>>>

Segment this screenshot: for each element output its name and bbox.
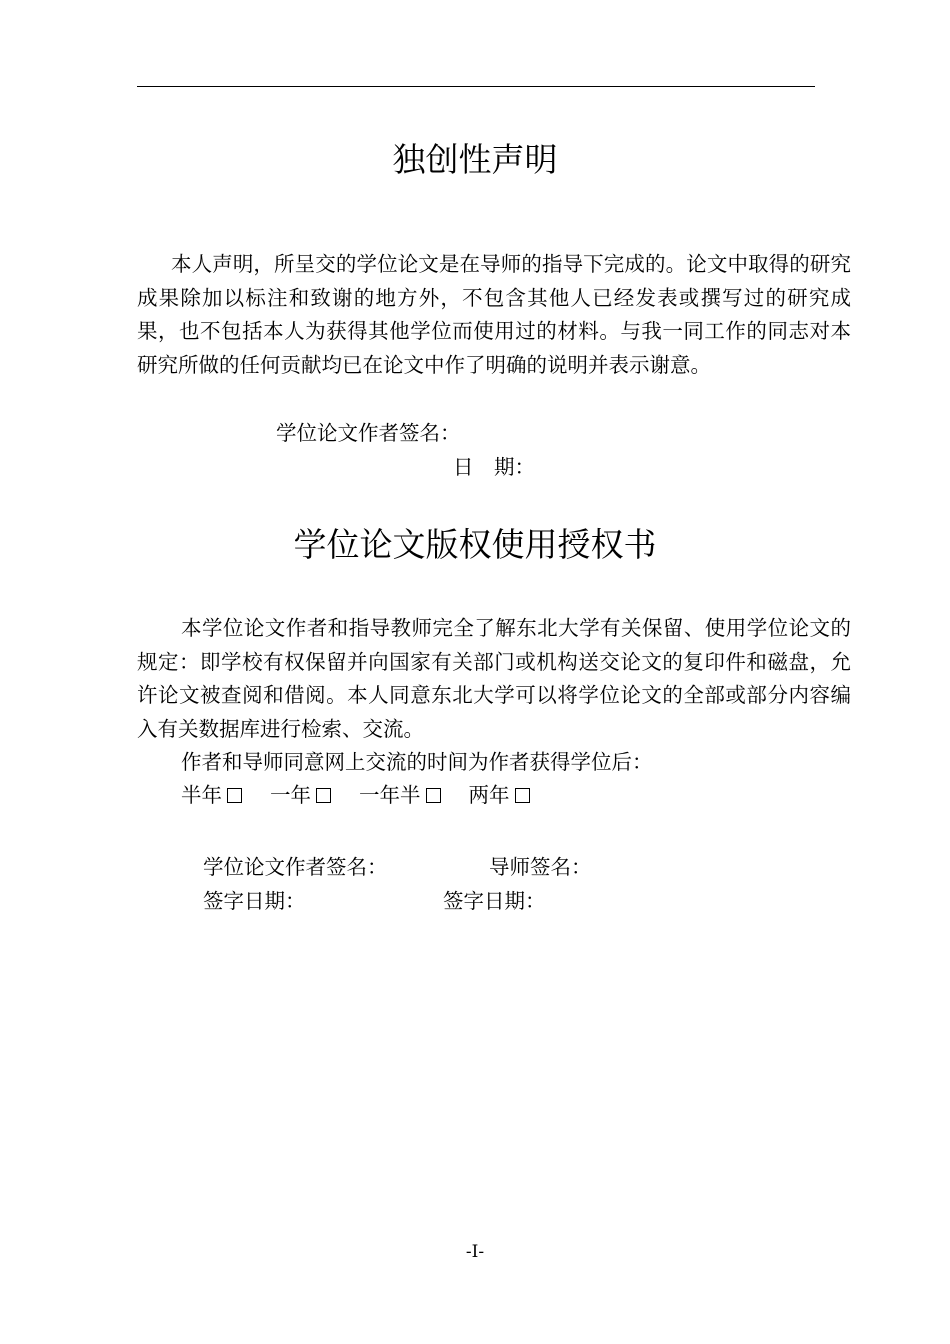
header-rule [137,86,815,87]
declaration-date-label: 日 期： [453,455,535,479]
authorization-title: 学位论文版权使用授权书 [293,525,657,564]
declaration-body: 本人声明，所呈交的学位论文是在导师的指导下完成的。论文中取得的研究成果除加以标注和致谢的地方外，不包含其他人已经发表或撰写过的研究成果，也不包括本人为获得其他学位而使用过的材料。与我一同工作的同志对本研究所做的任何贡献均已在论文中作了明确的说明并表示谢意。 [137,252,851,377]
supervisor-signature-label: 导师签名： [489,855,592,879]
option-label: 一年 [270,783,311,807]
authorization-author-signature-label: 学位论文作者签名： [203,855,388,879]
time-prompt: 作者和导师同意网上交流的时间为作者获得学位后： [181,750,653,774]
option-half-year[interactable] [181,781,242,809]
page-number: -I- [465,1242,485,1262]
option-two-years[interactable] [469,781,530,809]
authorization-body: 本学位论文作者和指导教师完全了解东北大学有关保留、使用学位论文的规定：即学校有权保留并向国家有关部门或机构送交论文的复印件和磁盘，允许论文被查阅和借阅。本人同意东北大学可以将学位论文的全部或部分内容编入有关数据库进行检索、交流。 [137,616,851,741]
checkbox[interactable] [227,788,242,803]
option-label: 两年 [468,783,510,807]
option-one-year[interactable] [270,781,331,809]
checkbox[interactable] [426,788,441,803]
checkbox[interactable] [316,788,331,803]
time-options [181,781,558,809]
declaration-title: 独创性声明 [392,140,558,179]
option-one-and-half-years[interactable] [359,781,441,809]
option-label: 半年 [181,783,222,807]
supervisor-sign-date-label: 签字日期： [443,889,546,913]
declaration-author-signature-label: 学位论文作者签名： [276,421,461,445]
option-label: 一年半 [359,783,421,807]
checkbox[interactable] [515,788,530,803]
author-sign-date-label: 签字日期： [203,889,306,913]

<<<

=== REQUEST ===
Reproduce word for word the lines of the records from the line with "header-rule [137,86,815,87]" to the line with "option-label: 一年 [270,783,311,807]", including both of those lines.

=== ANSWER FOR THE TASK ===
header-rule [137,86,815,87]
declaration-date-label: 日 期： [453,455,535,479]
authorization-title: 学位论文版权使用授权书 [293,525,657,564]
declaration-body: 本人声明，所呈交的学位论文是在导师的指导下完成的。论文中取得的研究成果除加以标注和致谢的地方外，不包含其他人已经发表或撰写过的研究成果，也不包括本人为获得其他学位而使用过的材料。与我一同工作的同志对本研究所做的任何贡献均已在论文中作了明确的说明并表示谢意。 [137,252,851,377]
supervisor-signature-label: 导师签名： [489,855,592,879]
option-label: 一年 [270,783,311,807]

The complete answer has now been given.